■ **Exercise input**:
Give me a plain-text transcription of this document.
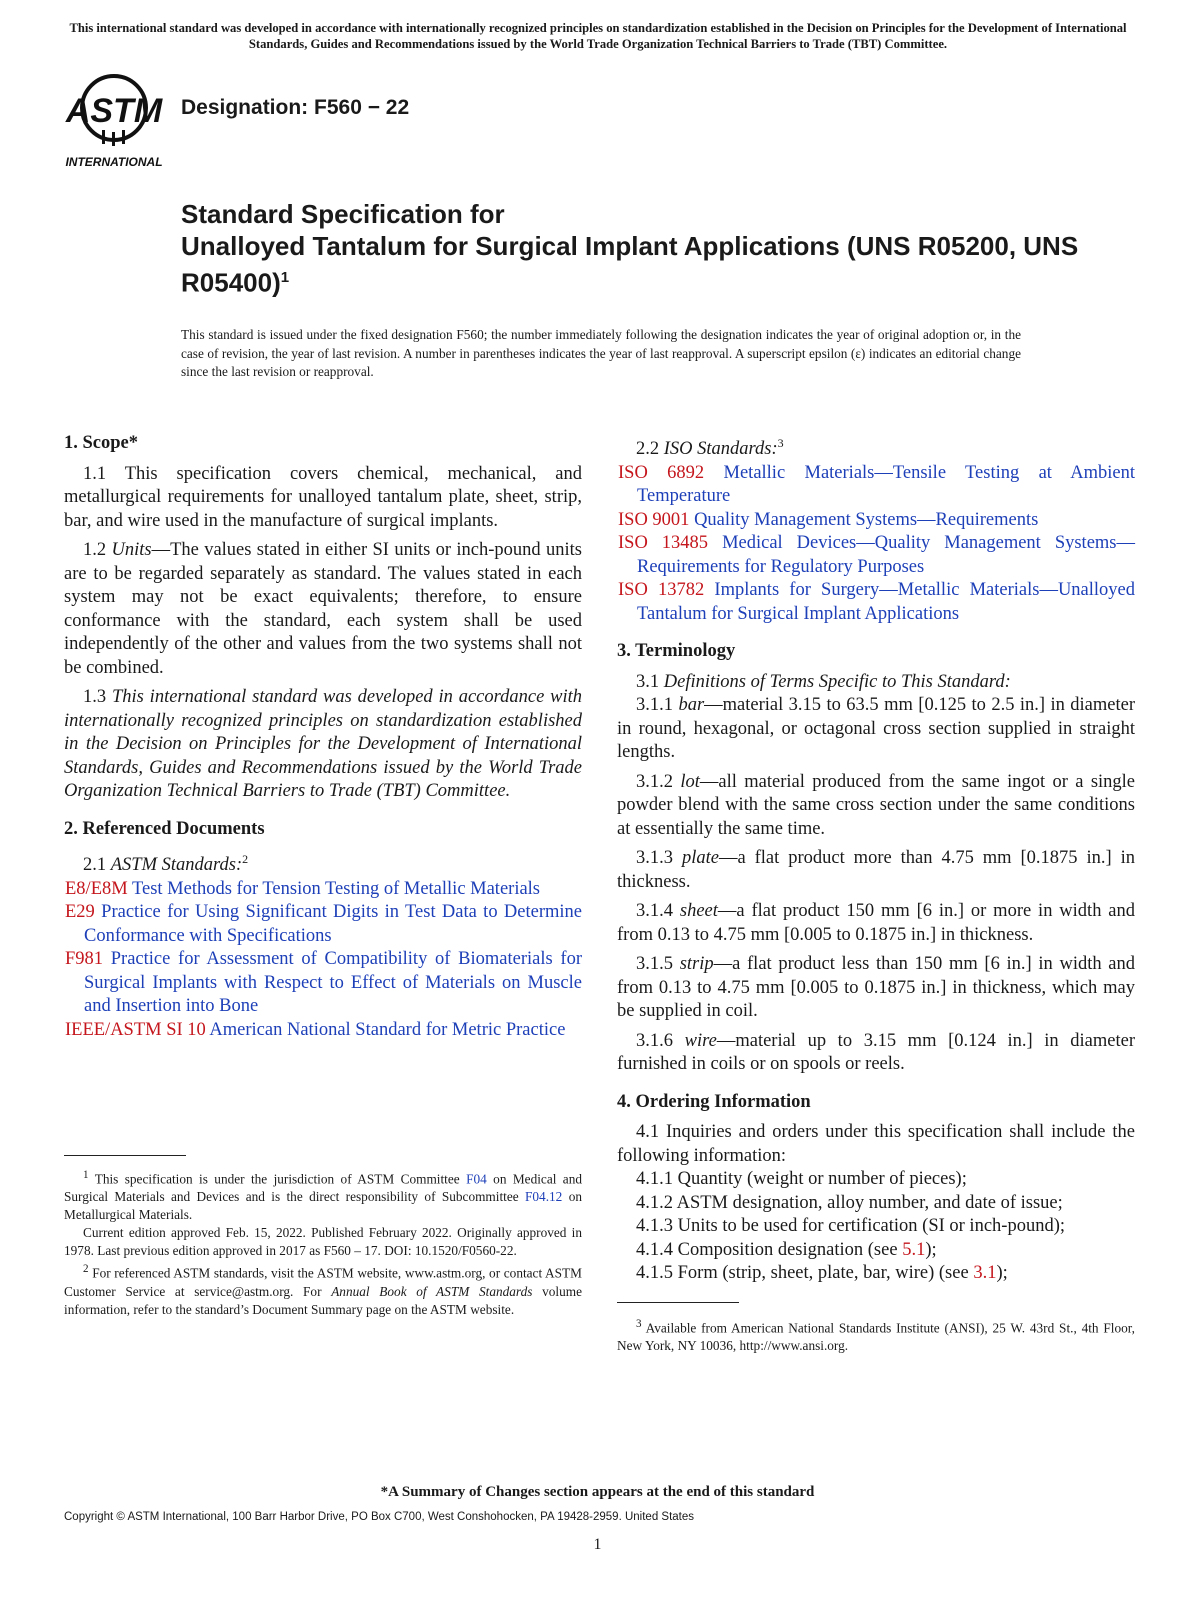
This international standard was developed in accordance with internationally recognized principles on standardization established in the Decision on Principles for the Development of International Standards, Guides and Recommendations issued by the World Trade Organization Technical Barriers to Trade (TBT) Committee.
ASTM
INTERNATIONAL
Designation: F560 − 22
Standard Specification for
Unalloyed Tantalum for Surgical Implant Applications (UNS R05200, UNS R05400)$^1$
This standard is issued under the fixed designation F560; the number immediately following the designation indicates the year of original adoption or, in the case of revision, the year of last revision. A number in parentheses indicates the year of last reapproval. A superscript epsilon (ε) indicates an editorial change since the last revision or reapproval.
1. Scope*

1.1 This specification covers chemical, mechanical, and metallurgical requirements for unalloyed tantalum plate, sheet, strip, bar, and wire used in the manufacture of surgical implants.

1.2 Units—The values stated in either SI units or inch-pound units are to be regarded separately as standard. The values stated in each system may not be exact equivalents; therefore, to ensure conformance with the standard, each system shall be used independently of the other and values from the two systems shall not be combined.

1.3 This international standard was developed in accordance with internationally recognized principles on standardization established in the Decision on Principles for the Development of International Standards, Guides and Recommendations issued by the World Trade Organization Technical Barriers to Trade (TBT) Committee.

2. Referenced Documents
2.1 ASTM Standards:$^2$
E8/E8M Test Methods for Tension Testing of Metallic Materials
E29 Practice for Using Significant Digits in Test Data to Determine Conformance with Specifications
F981 Practice for Assessment of Compatibility of Biomaterials for Surgical Implants with Respect to Effect of Materials on Muscle and Insertion into Bone
IEEE/ASTM SI 10 American National Standard for Metric Practice

$^1$ This specification is under the jurisdiction of ASTM Committee F04 on Medical and Surgical Materials and Devices and is the direct responsibility of Subcommittee F04.12 on Metallurgical Materials.

Current edition approved Feb. 15, 2022. Published February 2022. Originally approved in 1978. Last previous edition approved in 2017 as F560 – 17. DOI: 10.1520/F0560-22.

$^2$ For referenced ASTM standards, visit the ASTM website, www.astm.org, or contact ASTM Customer Service at service@astm.org. For Annual Book of ASTM Standards volume information, refer to the standard’s Document Summary page on the ASTM website.

2.2 ISO Standards:$^3$
ISO 6892 Metallic Materials—Tensile Testing at Ambient Temperature
ISO 9001 Quality Management Systems—Requirements
ISO 13485 Medical Devices—Quality Management Systems—Requirements for Regulatory Purposes
ISO 13782 Implants for Surgery—Metallic Materials—Unalloyed Tantalum for Surgical Implant Applications
3. Terminology

3.1 Definitions of Terms Specific to This Standard:

3.1.1 bar—material 3.15 to 63.5 mm [0.125 to 2.5 in.] in diameter in round, hexagonal, or octagonal cross section supplied in straight lengths.

3.1.2 lot—all material produced from the same ingot or a single powder blend with the same cross section under the same conditions at essentially the same time.

3.1.3 plate—a flat product more than 4.75 mm [0.1875 in.] in thickness.

3.1.4 sheet—a flat product 150 mm [6 in.] or more in width and from 0.13 to 4.75 mm [0.005 to 0.1875 in.] in thickness.

3.1.5 strip—a flat product less than 150 mm [6 in.] in width and from 0.13 to 4.75 mm [0.005 to 0.1875 in.] in thickness, which may be supplied in coil.

3.1.6 wire—material up to 3.15 mm [0.124 in.] in diameter furnished in coils or on spools or reels.

4. Ordering Information

4.1 Inquiries and orders under this specification shall include the following information:

4.1.1 Quantity (weight or number of pieces);
4.1.2 ASTM designation, alloy number, and date of issue;
4.1.3 Units to be used for certification (SI or inch-pound);
4.1.4 Composition designation (see 5.1);
4.1.5 Form (strip, sheet, plate, bar, wire) (see 3.1);

$^3$ Available from American National Standards Institute (ANSI), 25 W. 43rd St., 4th Floor, New York, NY 10036, http://www.ansi.org.

*A Summary of Changes section appears at the end of this standard
Copyright © ASTM International, 100 Barr Harbor Drive, PO Box C700, West Conshohocken, PA 19428-2959. United States
1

■ **Aim**: Quote every record above exactly, leaving out any pictures.

■ **Answer below**:
Give me a plain-text transcription of this document.
This international standard was developed in accordance with internationally recognized principles on standardization established in the Decision on Principles for the Development of International Standards, Guides and Recommendations issued by the World Trade Organization Technical Barriers to Trade (TBT) Committee.
ASTM
INTERNATIONAL
Designation: F560 − 22
Standard Specification for
Unalloyed Tantalum for Surgical Implant Applications (UNS R05200, UNS R05400)$^1$
This standard is issued under the fixed designation F560; the number immediately following the designation indicates the year of original adoption or, in the case of revision, the year of last revision. A number in parentheses indicates the year of last reapproval. A superscript epsilon (ε) indicates an editorial change since the last revision or reapproval.
1. Scope*

1.1 This specification covers chemical, mechanical, and metallurgical requirements for unalloyed tantalum plate, sheet, strip, bar, and wire used in the manufacture of surgical implants.

1.2 Units—The values stated in either SI units or inch-pound units are to be regarded separately as standard. The values stated in each system may not be exact equivalents; therefore, to ensure conformance with the standard, each system shall be used independently of the other and values from the two systems shall not be combined.

1.3 This international standard was developed in accordance with internationally recognized principles on standardization established in the Decision on Principles for the Development of International Standards, Guides and Recommendations issued by the World Trade Organization Technical Barriers to Trade (TBT) Committee.

2. Referenced Documents
2.1 ASTM Standards:$^2$
E8/E8M Test Methods for Tension Testing of Metallic Materials
E29 Practice for Using Significant Digits in Test Data to Determine Conformance with Specifications
F981 Practice for Assessment of Compatibility of Biomaterials for Surgical Implants with Respect to Effect of Materials on Muscle and Insertion into Bone
IEEE/ASTM SI 10 American National Standard for Metric Practice

$^1$ This specification is under the jurisdiction of ASTM Committee F04 on Medical and Surgical Materials and Devices and is the direct responsibility of Subcommittee F04.12 on Metallurgical Materials.

Current edition approved Feb. 15, 2022. Published February 2022. Originally approved in 1978. Last previous edition approved in 2017 as F560 – 17. DOI: 10.1520/F0560-22.

$^2$ For referenced ASTM standards, visit the ASTM website, www.astm.org, or contact ASTM Customer Service at service@astm.org. For Annual Book of ASTM Standards volume information, refer to the standard’s Document Summary page on the ASTM website.

2.2 ISO Standards:$^3$
ISO 6892 Metallic Materials—Tensile Testing at Ambient Temperature
ISO 9001 Quality Management Systems—Requirements
ISO 13485 Medical Devices—Quality Management Systems—Requirements for Regulatory Purposes
ISO 13782 Implants for Surgery—Metallic Materials—Unalloyed Tantalum for Surgical Implant Applications
3. Terminology

3.1 Definitions of Terms Specific to This Standard:

3.1.1 bar—material 3.15 to 63.5 mm [0.125 to 2.5 in.] in diameter in round, hexagonal, or octagonal cross section supplied in straight lengths.

3.1.2 lot—all material produced from the same ingot or a single powder blend with the same cross section under the same conditions at essentially the same time.

3.1.3 plate—a flat product more than 4.75 mm [0.1875 in.] in thickness.

3.1.4 sheet—a flat product 150 mm [6 in.] or more in width and from 0.13 to 4.75 mm [0.005 to 0.1875 in.] in thickness.

3.1.5 strip—a flat product less than 150 mm [6 in.] in width and from 0.13 to 4.75 mm [0.005 to 0.1875 in.] in thickness, which may be supplied in coil.

3.1.6 wire—material up to 3.15 mm [0.124 in.] in diameter furnished in coils or on spools or reels.

4. Ordering Information

4.1 Inquiries and orders under this specification shall include the following information:

4.1.1 Quantity (weight or number of pieces);
4.1.2 ASTM designation, alloy number, and date of issue;
4.1.3 Units to be used for certification (SI or inch-pound);
4.1.4 Composition designation (see 5.1);
4.1.5 Form (strip, sheet, plate, bar, wire) (see 3.1);

$^3$ Available from American National Standards Institute (ANSI), 25 W. 43rd St., 4th Floor, New York, NY 10036, http://www.ansi.org.

*A Summary of Changes section appears at the end of this standard
Copyright © ASTM International, 100 Barr Harbor Drive, PO Box C700, West Conshohocken, PA 19428-2959. United States
1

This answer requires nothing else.